- _Aim_: Lift out all lines below that contain "colors".

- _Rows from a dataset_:

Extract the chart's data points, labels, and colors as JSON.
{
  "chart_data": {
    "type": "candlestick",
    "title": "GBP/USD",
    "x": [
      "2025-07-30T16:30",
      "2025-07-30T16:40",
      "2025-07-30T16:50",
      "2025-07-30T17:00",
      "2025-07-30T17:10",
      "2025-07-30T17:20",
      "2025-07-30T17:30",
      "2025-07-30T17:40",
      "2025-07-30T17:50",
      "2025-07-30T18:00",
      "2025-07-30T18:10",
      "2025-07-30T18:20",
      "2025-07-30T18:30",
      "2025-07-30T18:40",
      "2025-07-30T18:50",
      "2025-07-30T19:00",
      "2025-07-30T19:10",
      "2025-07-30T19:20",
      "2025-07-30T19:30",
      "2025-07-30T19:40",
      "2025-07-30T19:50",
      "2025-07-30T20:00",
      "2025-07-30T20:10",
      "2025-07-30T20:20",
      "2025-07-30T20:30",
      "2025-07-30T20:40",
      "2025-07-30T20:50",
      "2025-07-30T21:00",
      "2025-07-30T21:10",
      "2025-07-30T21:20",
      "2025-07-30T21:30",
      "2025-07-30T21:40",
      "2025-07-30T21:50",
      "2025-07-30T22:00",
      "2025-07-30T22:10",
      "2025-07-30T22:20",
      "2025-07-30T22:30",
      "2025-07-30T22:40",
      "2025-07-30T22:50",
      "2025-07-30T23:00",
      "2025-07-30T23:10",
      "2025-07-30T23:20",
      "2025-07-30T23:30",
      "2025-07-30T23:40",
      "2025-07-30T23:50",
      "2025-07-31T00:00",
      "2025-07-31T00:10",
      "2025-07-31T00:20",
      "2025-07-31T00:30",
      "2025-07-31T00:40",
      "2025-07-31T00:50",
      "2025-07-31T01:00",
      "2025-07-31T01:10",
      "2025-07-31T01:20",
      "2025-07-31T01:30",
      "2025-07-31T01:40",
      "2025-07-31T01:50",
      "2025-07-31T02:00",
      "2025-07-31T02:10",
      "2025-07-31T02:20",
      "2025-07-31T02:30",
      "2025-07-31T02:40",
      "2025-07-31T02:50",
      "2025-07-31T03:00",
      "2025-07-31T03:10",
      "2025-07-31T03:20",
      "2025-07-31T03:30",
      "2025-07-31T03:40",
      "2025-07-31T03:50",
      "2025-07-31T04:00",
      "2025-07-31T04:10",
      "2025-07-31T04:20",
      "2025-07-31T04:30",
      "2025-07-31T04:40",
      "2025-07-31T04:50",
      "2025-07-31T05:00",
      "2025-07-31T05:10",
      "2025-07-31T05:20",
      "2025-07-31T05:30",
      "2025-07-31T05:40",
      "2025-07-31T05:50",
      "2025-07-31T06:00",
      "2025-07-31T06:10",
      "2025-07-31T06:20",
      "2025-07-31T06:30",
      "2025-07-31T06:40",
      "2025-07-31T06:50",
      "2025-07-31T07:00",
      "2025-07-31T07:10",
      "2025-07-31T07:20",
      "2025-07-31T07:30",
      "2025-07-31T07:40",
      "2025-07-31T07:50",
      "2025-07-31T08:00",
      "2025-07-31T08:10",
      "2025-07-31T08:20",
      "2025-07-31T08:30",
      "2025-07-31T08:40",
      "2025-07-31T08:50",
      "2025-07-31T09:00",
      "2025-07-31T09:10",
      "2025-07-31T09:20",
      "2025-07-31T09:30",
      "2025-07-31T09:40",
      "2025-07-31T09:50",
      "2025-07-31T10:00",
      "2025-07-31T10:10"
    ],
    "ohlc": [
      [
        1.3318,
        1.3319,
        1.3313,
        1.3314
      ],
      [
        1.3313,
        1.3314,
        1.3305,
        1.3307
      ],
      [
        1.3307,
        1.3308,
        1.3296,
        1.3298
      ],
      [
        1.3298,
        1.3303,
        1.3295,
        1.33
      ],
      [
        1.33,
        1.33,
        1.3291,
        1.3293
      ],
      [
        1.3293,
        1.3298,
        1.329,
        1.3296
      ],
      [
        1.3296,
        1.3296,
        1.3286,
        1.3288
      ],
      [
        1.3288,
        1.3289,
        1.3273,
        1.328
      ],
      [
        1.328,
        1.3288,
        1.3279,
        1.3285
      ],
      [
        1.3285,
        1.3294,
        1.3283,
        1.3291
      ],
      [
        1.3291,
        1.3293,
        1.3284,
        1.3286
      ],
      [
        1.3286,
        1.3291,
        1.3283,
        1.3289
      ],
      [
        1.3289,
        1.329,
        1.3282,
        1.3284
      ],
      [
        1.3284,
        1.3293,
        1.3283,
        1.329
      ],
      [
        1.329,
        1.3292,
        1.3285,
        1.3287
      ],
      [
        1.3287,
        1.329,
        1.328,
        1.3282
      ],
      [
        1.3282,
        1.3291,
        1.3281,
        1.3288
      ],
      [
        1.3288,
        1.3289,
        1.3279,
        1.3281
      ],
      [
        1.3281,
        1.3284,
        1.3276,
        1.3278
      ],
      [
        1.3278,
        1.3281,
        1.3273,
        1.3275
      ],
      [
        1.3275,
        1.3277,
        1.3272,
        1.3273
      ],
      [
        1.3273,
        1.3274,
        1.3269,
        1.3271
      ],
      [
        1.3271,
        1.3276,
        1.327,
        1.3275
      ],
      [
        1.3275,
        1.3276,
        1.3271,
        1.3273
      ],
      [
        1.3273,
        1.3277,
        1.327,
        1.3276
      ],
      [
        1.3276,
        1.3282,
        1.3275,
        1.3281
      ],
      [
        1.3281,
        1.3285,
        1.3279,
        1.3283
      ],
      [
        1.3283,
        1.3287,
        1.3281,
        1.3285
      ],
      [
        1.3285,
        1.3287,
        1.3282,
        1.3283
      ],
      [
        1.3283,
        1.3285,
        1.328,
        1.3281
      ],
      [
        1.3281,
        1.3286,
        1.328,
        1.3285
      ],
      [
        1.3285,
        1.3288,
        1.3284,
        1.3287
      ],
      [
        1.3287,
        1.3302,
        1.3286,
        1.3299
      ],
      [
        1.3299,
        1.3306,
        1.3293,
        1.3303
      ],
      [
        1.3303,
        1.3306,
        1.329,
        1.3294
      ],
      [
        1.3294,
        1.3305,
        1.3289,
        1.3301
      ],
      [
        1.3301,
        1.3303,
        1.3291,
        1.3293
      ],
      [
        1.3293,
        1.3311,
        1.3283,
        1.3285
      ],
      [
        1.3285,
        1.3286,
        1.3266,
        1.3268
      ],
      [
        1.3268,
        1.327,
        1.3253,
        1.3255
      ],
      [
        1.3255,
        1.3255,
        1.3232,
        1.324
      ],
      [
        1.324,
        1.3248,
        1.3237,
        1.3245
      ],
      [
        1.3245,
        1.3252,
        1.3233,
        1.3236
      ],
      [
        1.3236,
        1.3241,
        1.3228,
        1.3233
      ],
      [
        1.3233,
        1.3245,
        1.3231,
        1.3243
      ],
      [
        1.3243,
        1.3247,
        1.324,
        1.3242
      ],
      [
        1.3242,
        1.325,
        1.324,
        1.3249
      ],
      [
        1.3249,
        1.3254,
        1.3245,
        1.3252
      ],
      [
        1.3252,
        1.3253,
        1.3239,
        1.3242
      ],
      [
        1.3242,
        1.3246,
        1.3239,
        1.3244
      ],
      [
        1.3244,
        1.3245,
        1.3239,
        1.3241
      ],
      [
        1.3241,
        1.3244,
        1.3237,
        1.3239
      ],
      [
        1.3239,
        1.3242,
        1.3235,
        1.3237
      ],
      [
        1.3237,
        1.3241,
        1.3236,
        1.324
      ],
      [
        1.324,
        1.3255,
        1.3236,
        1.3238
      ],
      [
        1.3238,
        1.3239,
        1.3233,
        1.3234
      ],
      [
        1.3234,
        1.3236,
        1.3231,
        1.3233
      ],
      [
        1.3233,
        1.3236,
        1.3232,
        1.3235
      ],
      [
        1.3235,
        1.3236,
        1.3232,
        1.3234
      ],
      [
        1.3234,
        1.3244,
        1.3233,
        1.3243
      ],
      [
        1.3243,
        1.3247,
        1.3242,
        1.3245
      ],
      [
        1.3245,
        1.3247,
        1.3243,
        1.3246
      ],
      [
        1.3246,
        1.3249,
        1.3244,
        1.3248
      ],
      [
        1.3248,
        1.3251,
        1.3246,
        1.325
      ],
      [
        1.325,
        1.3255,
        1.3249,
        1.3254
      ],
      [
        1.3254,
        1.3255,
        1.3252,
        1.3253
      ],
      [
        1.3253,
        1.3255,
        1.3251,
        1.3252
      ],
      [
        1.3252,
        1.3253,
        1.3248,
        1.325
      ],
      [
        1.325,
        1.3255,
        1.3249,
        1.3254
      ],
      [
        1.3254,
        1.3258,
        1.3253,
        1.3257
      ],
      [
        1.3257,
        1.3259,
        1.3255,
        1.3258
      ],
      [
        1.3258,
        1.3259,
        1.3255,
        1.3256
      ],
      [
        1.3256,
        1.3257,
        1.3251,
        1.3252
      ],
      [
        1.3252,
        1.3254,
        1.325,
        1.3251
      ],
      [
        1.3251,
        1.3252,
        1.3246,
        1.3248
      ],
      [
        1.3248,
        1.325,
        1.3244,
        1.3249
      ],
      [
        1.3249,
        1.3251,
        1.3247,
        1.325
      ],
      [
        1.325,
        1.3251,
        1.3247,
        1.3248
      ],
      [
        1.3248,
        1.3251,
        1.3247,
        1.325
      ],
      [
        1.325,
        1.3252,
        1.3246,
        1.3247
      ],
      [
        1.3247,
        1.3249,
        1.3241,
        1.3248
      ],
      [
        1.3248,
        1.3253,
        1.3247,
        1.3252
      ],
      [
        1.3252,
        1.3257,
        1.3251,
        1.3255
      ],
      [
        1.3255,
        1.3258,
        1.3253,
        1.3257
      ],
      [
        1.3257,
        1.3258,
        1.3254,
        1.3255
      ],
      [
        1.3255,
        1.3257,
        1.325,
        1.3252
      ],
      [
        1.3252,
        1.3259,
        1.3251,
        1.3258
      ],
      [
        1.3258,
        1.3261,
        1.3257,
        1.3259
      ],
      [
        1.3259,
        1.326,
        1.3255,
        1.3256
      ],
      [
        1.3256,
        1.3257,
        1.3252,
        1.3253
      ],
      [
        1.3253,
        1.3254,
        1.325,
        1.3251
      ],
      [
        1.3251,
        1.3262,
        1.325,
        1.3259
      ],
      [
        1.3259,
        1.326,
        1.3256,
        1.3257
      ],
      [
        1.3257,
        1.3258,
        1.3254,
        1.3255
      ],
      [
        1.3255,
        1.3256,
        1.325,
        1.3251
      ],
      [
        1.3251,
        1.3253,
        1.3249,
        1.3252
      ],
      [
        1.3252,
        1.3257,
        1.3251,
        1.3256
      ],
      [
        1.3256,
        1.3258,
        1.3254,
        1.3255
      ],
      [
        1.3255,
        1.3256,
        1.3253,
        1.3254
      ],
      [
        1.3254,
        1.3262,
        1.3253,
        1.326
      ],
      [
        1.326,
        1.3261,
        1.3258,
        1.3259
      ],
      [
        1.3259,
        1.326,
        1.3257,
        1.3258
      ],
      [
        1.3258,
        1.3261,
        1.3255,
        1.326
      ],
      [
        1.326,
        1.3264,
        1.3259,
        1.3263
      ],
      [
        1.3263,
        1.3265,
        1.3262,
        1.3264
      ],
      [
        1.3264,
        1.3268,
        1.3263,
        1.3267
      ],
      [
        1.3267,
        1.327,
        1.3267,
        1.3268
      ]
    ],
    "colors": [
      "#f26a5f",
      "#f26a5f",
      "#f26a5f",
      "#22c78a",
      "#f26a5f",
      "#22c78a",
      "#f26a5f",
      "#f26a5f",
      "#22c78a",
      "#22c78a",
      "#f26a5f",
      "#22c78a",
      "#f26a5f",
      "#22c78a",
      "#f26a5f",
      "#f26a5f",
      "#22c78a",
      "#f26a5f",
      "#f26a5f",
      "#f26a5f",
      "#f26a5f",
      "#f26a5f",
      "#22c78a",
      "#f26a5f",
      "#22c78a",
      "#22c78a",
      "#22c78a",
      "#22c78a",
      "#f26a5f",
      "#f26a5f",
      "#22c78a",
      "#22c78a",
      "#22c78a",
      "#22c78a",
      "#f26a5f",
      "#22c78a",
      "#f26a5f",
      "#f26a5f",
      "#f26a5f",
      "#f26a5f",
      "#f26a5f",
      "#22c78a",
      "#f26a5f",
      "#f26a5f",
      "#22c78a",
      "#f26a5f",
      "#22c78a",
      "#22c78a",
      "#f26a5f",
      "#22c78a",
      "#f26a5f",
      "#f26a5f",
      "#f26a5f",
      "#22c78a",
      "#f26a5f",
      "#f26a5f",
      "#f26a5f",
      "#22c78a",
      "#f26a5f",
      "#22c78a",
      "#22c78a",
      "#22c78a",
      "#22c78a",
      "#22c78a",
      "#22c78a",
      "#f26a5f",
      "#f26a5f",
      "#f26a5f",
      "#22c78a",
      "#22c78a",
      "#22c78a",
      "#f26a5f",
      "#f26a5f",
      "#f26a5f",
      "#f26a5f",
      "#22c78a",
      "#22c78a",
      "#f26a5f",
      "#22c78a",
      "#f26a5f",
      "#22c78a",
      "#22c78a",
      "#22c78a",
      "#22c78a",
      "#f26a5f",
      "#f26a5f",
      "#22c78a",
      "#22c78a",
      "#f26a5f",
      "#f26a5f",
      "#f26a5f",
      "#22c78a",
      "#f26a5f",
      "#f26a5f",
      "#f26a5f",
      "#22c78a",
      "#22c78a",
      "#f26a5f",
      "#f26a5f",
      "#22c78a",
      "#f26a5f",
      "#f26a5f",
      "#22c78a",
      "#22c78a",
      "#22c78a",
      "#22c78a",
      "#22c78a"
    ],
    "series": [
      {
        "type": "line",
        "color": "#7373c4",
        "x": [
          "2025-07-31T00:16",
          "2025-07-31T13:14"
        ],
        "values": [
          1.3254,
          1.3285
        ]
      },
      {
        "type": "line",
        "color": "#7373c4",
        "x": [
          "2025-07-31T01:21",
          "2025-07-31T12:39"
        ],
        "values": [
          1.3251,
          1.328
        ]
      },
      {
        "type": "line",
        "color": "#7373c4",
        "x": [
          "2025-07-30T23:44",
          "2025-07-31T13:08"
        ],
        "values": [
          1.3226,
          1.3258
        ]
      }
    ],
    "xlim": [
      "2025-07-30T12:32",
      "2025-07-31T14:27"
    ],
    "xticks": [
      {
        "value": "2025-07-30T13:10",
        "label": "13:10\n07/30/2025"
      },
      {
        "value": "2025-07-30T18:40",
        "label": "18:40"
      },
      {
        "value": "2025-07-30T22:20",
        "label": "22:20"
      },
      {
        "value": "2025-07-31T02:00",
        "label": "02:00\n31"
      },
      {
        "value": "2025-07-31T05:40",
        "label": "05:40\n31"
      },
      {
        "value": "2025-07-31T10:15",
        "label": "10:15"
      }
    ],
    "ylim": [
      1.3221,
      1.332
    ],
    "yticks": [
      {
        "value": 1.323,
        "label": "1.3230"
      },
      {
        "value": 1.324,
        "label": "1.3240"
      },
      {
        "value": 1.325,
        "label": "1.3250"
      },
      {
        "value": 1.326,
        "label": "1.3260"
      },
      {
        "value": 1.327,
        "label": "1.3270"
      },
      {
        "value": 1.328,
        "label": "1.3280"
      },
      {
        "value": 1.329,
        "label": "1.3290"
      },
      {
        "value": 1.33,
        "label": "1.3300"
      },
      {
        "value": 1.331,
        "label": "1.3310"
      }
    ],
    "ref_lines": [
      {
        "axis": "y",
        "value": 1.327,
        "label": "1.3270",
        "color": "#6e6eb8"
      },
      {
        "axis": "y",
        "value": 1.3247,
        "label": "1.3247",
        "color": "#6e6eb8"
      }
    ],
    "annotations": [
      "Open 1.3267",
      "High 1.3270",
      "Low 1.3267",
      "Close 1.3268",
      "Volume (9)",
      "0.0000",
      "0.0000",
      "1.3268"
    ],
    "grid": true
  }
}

- _Exercise response_:
Extract the chart's data points, labels, and colors as JSON.
    "colors": [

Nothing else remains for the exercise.